▸ **REQUIRED TASK**
Omit all images, then return the remaining material exactly as it stands.

[Saved entries]
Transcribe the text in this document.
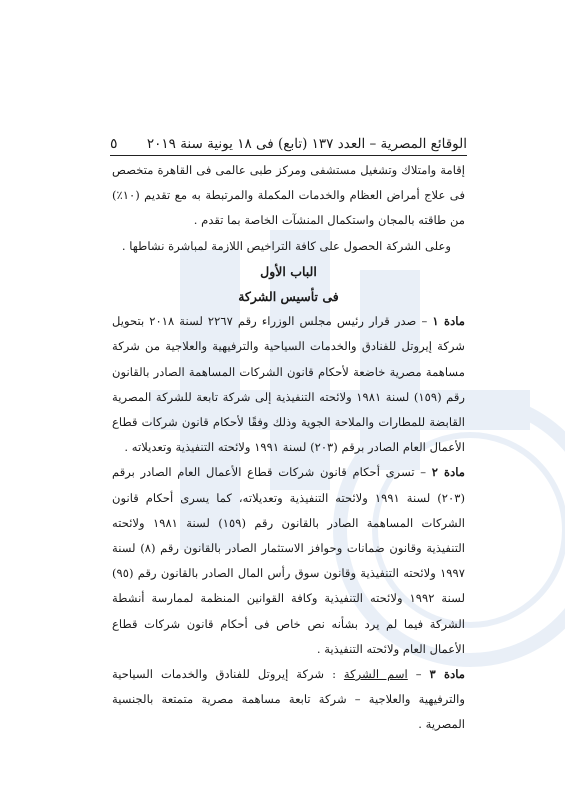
الوقائع المصرية – العدد ١٣٧ (تابع) فى ١٨ يونية سنة ٢٠١٩
٥

إقامة وامتلاك وتشغيل مستشفى ومركز طبى عالمى فى القاهرة متخصص فى علاج أمراض العظام والخدمات المكملة والمرتبطة به مع تقديم (١٠٪) من طاقته بالمجان واستكمال المنشآت الخاصة بما تقدم .

وعلى الشركة الحصول على كافة التراخيص اللازمة لمباشرة نشاطها .

الباب الأول

فى تأسيس الشركة

مادة ١ – صدر قرار رئيس مجلس الوزراء رقم ٢٢٦٧ لسنة ٢٠١٨ بتحويل شركة إيروتل للفنادق والخدمات السياحية والترفيهية والعلاجية من شركة مساهمة مصرية خاضعة لأحكام قانون الشركات المساهمة الصادر بالقانون رقم (١٥٩) لسنة ١٩٨١ ولائحته التنفيذية إلى شركة تابعة للشركة المصرية القابضة للمطارات والملاحة الجوية وذلك وفقًا لأحكام قانون شركات قطاع الأعمال العام الصادر برقم (٢٠٣) لسنة ١٩٩١ ولائحته التنفيذية وتعديلاته .

مادة ٢ – تسرى أحكام قانون شركات قطاع الأعمال العام الصادر برقم (٢٠٣) لسنة ١٩٩١ ولائحته التنفيذية وتعديلاته، كما يسرى أحكام قانون الشركات المساهمة الصادر بالقانون رقم (١٥٩) لسنة ١٩٨١ ولائحته التنفيذية وقانون ضمانات وحوافز الاستثمار الصادر بالقانون رقم (٨) لسنة ١٩٩٧ ولائحته التنفيذية وقانون سوق رأس المال الصادر بالقانون رقم (٩٥) لسنة ١٩٩٢ ولائحته التنفيذية وكافة القوانين المنظمة لممارسة أنشطة الشركة فيما لم يرد بشأنه نص خاص فى أحكام قانون شركات قطاع الأعمال العام ولائحته التنفيذية .

مادة ٣ – اسم الشركة : شركة إيروتل للفنادق والخدمات السياحية والترفيهية والعلاجية – شركة تابعة مساهمة مصرية متمتعة بالجنسية المصرية .
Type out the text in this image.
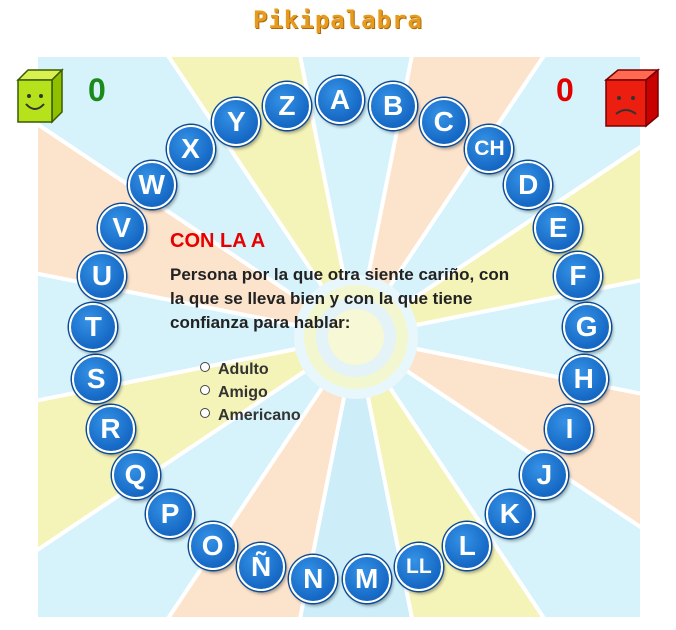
Pikipalabra
0	0
A	B
C
CH
D
E
F
G
H
I
J
K
L
LL
M
N
Ñ
O
P
Q
R
S
T
U
V
W
X
Y
Z
CON LA A
Persona por la que otra siente cariño, con
la que se lleva bien y con la que tiene
confianza para hablar:
Adulto
Amigo
Americano
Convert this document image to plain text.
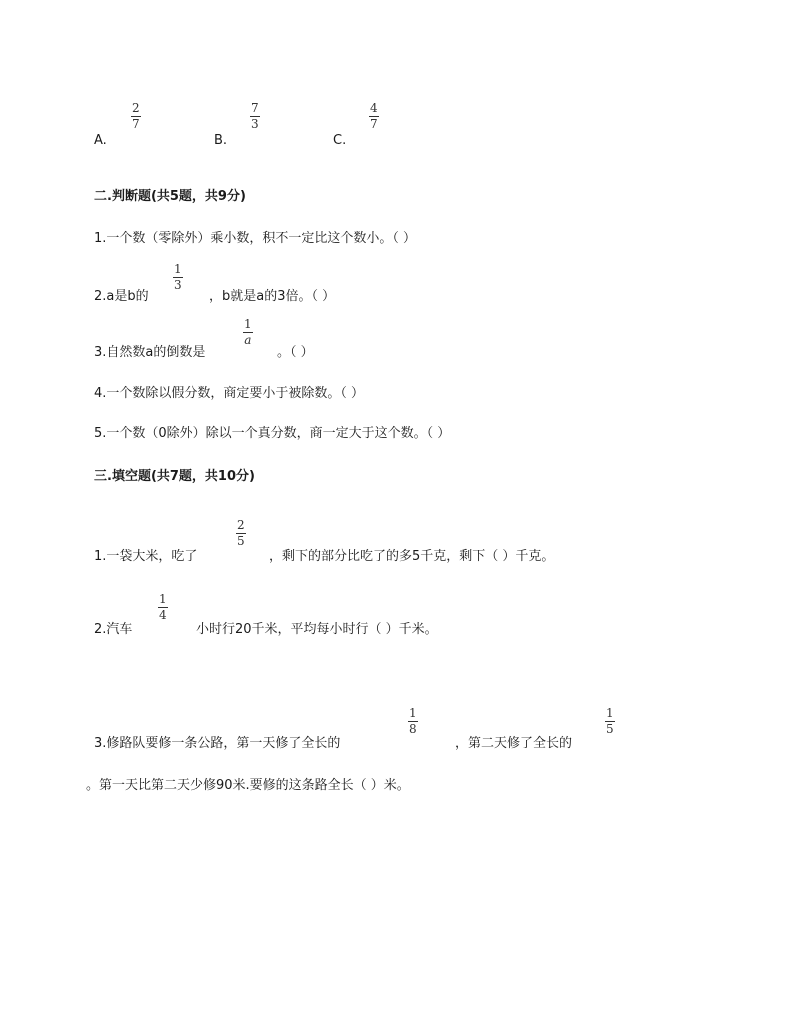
A.
2
7
B.
7
3
C.
4
7
二.判断题(共5题，共9分)
1.一个数（零除外）乘小数，积不一定比这个数小。（ ）
2.a是b的
1
3
，b就是a的3倍。（ ）
3.自然数a的倒数是
1
a
。（ ）
4.一个数除以假分数，商定要小于被除数。（ ）
5.一个数（0除外）除以一个真分数，商一定大于这个数。（ ）
三.填空题(共7题，共10分)
1.一袋大米，吃了
2
5
，剩下的部分比吃了的多5千克，剩下（ ）千克。
2.汽车
1
4
小时行20千米，平均每小时行（ ）千米。
3.修路队要修一条公路，第一天修了全长的
1
8
，第二天修了全长的
1
5
。第一天比第二天少修90米.要修的这条路全长（ ）米。
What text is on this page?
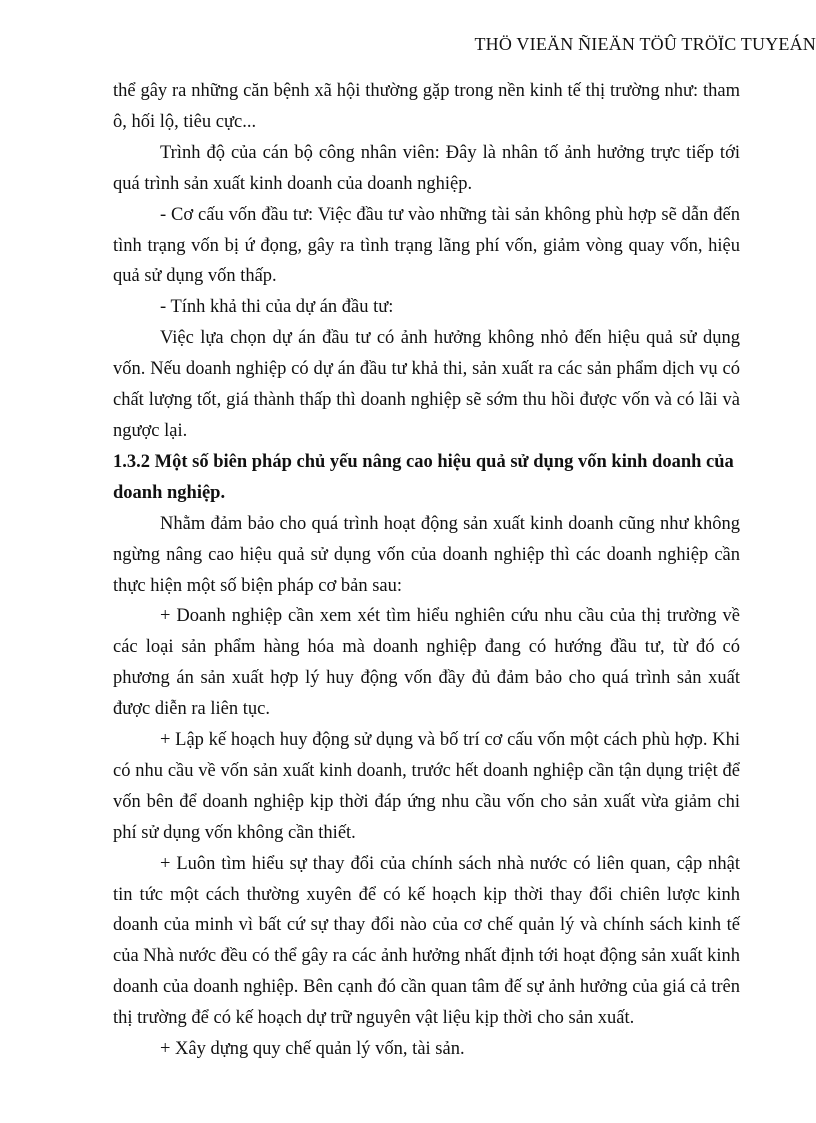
THÖ VIEÄN ÑIEÄN TÖÛ TRÖÏC TUYEÁN

thể gây ra những căn bệnh xã hội thường gặp trong nền kinh tế thị trường như: tham ô, hối lộ, tiêu cực...

Trình độ của cán bộ công nhân viên: Đây là nhân tố ảnh hưởng trực tiếp tới quá trình sản xuất kinh doanh của doanh nghiệp.

- Cơ cấu vốn đầu tư: Việc đầu tư vào những tài sản không phù hợp sẽ dẫn đến tình trạng vốn bị ứ đọng, gây ra tình trạng lãng phí vốn, giảm vòng quay vốn, hiệu quả sử dụng vốn thấp.

- Tính khả thi của dự án đầu tư:

Việc lựa chọn dự án đầu tư có ảnh hưởng không nhỏ đến hiệu quả sử dụng vốn. Nếu doanh nghiệp có dự án đầu tư khả thi, sản xuất ra các sản phẩm dịch vụ có chất lượng tốt, giá thành thấp thì doanh nghiệp sẽ sớm thu hồi được vốn và có lãi và ngược lại.

1.3.2 Một số biên pháp chủ yếu nâng cao hiệu quả sử dụng vốn kinh doanh của doanh nghiệp.

Nhằm đảm bảo cho quá trình hoạt động sản xuất kinh doanh cũng như không ngừng nâng cao hiệu quả sử dụng vốn của doanh nghiệp thì các doanh nghiệp cần thực hiện một số biện pháp cơ bản sau:

+ Doanh nghiệp cần xem xét tìm hiểu nghiên cứu nhu cầu của thị trường về các loại sản phẩm hàng hóa mà doanh nghiệp đang có hướng đầu tư, từ đó có phương án sản xuất hợp lý huy động vốn đầy đủ đảm bảo cho quá trình sản xuất được diễn ra liên tục.

+ Lập kế hoạch huy động sử dụng và bố trí cơ cấu vốn một cách phù hợp. Khi có nhu cầu về vốn sản xuất kinh doanh, trước hết doanh nghiệp cần tận dụng triệt để vốn bên để doanh nghiệp kịp thời đáp ứng nhu cầu vốn cho sản xuất vừa giảm chi phí sử dụng vốn không cần thiết.

+ Luôn tìm hiểu sự thay đổi của chính sách nhà nước có liên quan, cập nhật tin tức một cách thường xuyên để có kế hoạch kịp thời thay đổi chiên lược kinh doanh của minh vì bất cứ sự thay đổi nào của cơ chế quản lý và chính sách kinh tế của Nhà nước đều có thể gây ra các ảnh hưởng nhất định tới hoạt động sản xuất kinh doanh của doanh nghiệp. Bên cạnh đó cần quan tâm đế sự ảnh hưởng của giá cả trên thị trường để có kế hoạch dự trữ nguyên vật liệu kịp thời cho sản xuất.

+ Xây dựng quy chế quản lý vốn, tài sản.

▸ **TASK RESULT**
Transcribe the text in this document.
الوقائع المصرية – العدد ١٣٧ (تابع) فى ١٨ يونية سنة ٢٠١٩
٥

إقامة وامتلاك وتشغيل مستشفى ومركز طبى عالمى فى القاهرة متخصص فى علاج أمراض العظام والخدمات المكملة والمرتبطة به مع تقديم (١٠٪) من طاقته بالمجان واستكمال المنشآت الخاصة بما تقدم .

وعلى الشركة الحصول على كافة التراخيص اللازمة لمباشرة نشاطها .

الباب الأول

فى تأسيس الشركة

مادة ١ – صدر قرار رئيس مجلس الوزراء رقم ٢٢٦٧ لسنة ٢٠١٨ بتحويل شركة إيروتل للفنادق والخدمات السياحية والترفيهية والعلاجية من شركة مساهمة مصرية خاضعة لأحكام قانون الشركات المساهمة الصادر بالقانون رقم (١٥٩) لسنة ١٩٨١ ولائحته التنفيذية إلى شركة تابعة للشركة المصرية القابضة للمطارات والملاحة الجوية وذلك وفقًا لأحكام قانون شركات قطاع الأعمال العام الصادر برقم (٢٠٣) لسنة ١٩٩١ ولائحته التنفيذية وتعديلاته .

مادة ٢ – تسرى أحكام قانون شركات قطاع الأعمال العام الصادر برقم (٢٠٣) لسنة ١٩٩١ ولائحته التنفيذية وتعديلاته، كما يسرى أحكام قانون الشركات المساهمة الصادر بالقانون رقم (١٥٩) لسنة ١٩٨١ ولائحته التنفيذية وقانون ضمانات وحوافز الاستثمار الصادر بالقانون رقم (٨) لسنة ١٩٩٧ ولائحته التنفيذية وقانون سوق رأس المال الصادر بالقانون رقم (٩٥) لسنة ١٩٩٢ ولائحته التنفيذية وكافة القوانين المنظمة لممارسة أنشطة الشركة فيما لم يرد بشأنه نص خاص فى أحكام قانون شركات قطاع الأعمال العام ولائحته التنفيذية .

مادة ٣ – اسم الشركة : شركة إيروتل للفنادق والخدمات السياحية والترفيهية والعلاجية – شركة تابعة مساهمة مصرية متمتعة بالجنسية المصرية .
Type out the text in this image.
Pikipalabra
0	0
A	B
C
CH
D
E
F
G
H
I
J
K
L
LL
M
N
Ñ
O
P
Q
R
S
T
U
V
W
X
Y
Z
CON LA A
Persona por la que otra siente cariño, con
la que se lleva bien y con la que tiene
confianza para hablar:
Adulto
Amigo
Americano
Convert this document image to plain text.
A.
2
7
B.
7
3
C.
4
7
二.判断题(共5题，共9分)
1.一个数（零除外）乘小数，积不一定比这个数小。（ ）
2.a是b的
1
3
，b就是a的3倍。（ ）
3.自然数a的倒数是
1
a
。（ ）
4.一个数除以假分数，商定要小于被除数。（ ）
5.一个数（0除外）除以一个真分数，商一定大于这个数。（ ）
三.填空题(共7题，共10分)
1.一袋大米，吃了
2
5
，剩下的部分比吃了的多5千克，剩下（ ）千克。
2.汽车
1
4
小时行20千米，平均每小时行（ ）千米。
3.修路队要修一条公路，第一天修了全长的
1
8
，第二天修了全长的
1
5
。第一天比第二天少修90米.要修的这条路全长（ ）米。
What text is on this page?
THÖ VIEÄN ÑIEÄN TÖÛ TRÖÏC TUYEÁN

thể gây ra những căn bệnh xã hội thường gặp trong nền kinh tế thị trường như: tham ô, hối lộ, tiêu cực...

Trình độ của cán bộ công nhân viên: Đây là nhân tố ảnh hưởng trực tiếp tới quá trình sản xuất kinh doanh của doanh nghiệp.

- Cơ cấu vốn đầu tư: Việc đầu tư vào những tài sản không phù hợp sẽ dẫn đến tình trạng vốn bị ứ đọng, gây ra tình trạng lãng phí vốn, giảm vòng quay vốn, hiệu quả sử dụng vốn thấp.

- Tính khả thi của dự án đầu tư:

Việc lựa chọn dự án đầu tư có ảnh hưởng không nhỏ đến hiệu quả sử dụng vốn. Nếu doanh nghiệp có dự án đầu tư khả thi, sản xuất ra các sản phẩm dịch vụ có chất lượng tốt, giá thành thấp thì doanh nghiệp sẽ sớm thu hồi được vốn và có lãi và ngược lại.

1.3.2 Một số biên pháp chủ yếu nâng cao hiệu quả sử dụng vốn kinh doanh của doanh nghiệp.

Nhằm đảm bảo cho quá trình hoạt động sản xuất kinh doanh cũng như không ngừng nâng cao hiệu quả sử dụng vốn của doanh nghiệp thì các doanh nghiệp cần thực hiện một số biện pháp cơ bản sau:

+ Doanh nghiệp cần xem xét tìm hiểu nghiên cứu nhu cầu của thị trường về các loại sản phẩm hàng hóa mà doanh nghiệp đang có hướng đầu tư, từ đó có phương án sản xuất hợp lý huy động vốn đầy đủ đảm bảo cho quá trình sản xuất được diễn ra liên tục.

+ Lập kế hoạch huy động sử dụng và bố trí cơ cấu vốn một cách phù hợp. Khi có nhu cầu về vốn sản xuất kinh doanh, trước hết doanh nghiệp cần tận dụng triệt để vốn bên để doanh nghiệp kịp thời đáp ứng nhu cầu vốn cho sản xuất vừa giảm chi phí sử dụng vốn không cần thiết.

+ Luôn tìm hiểu sự thay đổi của chính sách nhà nước có liên quan, cập nhật tin tức một cách thường xuyên để có kế hoạch kịp thời thay đổi chiên lược kinh doanh của minh vì bất cứ sự thay đổi nào của cơ chế quản lý và chính sách kinh tế của Nhà nước đều có thể gây ra các ảnh hưởng nhất định tới hoạt động sản xuất kinh doanh của doanh nghiệp. Bên cạnh đó cần quan tâm đế sự ảnh hưởng của giá cả trên thị trường để có kế hoạch dự trữ nguyên vật liệu kịp thời cho sản xuất.

+ Xây dựng quy chế quản lý vốn, tài sản.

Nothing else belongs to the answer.